• _Problem to solve_
Copy every record word for word.

• _Given records_
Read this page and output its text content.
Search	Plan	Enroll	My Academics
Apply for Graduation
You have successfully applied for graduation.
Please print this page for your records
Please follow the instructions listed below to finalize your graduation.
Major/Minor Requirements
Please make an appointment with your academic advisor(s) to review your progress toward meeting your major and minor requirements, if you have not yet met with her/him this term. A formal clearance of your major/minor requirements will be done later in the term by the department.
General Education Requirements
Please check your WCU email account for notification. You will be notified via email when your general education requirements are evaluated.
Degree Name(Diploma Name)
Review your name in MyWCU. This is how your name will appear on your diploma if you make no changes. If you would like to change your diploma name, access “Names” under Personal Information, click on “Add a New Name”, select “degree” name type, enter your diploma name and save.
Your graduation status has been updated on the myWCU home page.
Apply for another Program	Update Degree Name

• _Result_
Read this page and output its text content.
Search	Plan	Enroll	My Academics
Apply for Graduation
You have successfully applied for graduation.
Please print this page for your records
Please follow the instructions listed below to finalize your graduation.
Major/Minor Requirements
Please make an appointment with your academic advisor(s) to review your progress toward meeting your major and minor requirements, if you have not yet met with her/him this term. A formal clearance of your major/minor requirements will be done later in the term by the department.
General Education Requirements
Please check your WCU email account for notification. You will be notified via email when your general education requirements are evaluated.
Degree Name(Diploma Name)
Review your name in MyWCU. This is how your name will appear on your diploma if you make no changes. If you would like to change your diploma name, access “Names” under Personal Information, click on “Add a New Name”, select “degree” name type, enter your diploma name and save.
Your graduation status has been updated on the myWCU home page.
Apply for another Program	Update Degree Name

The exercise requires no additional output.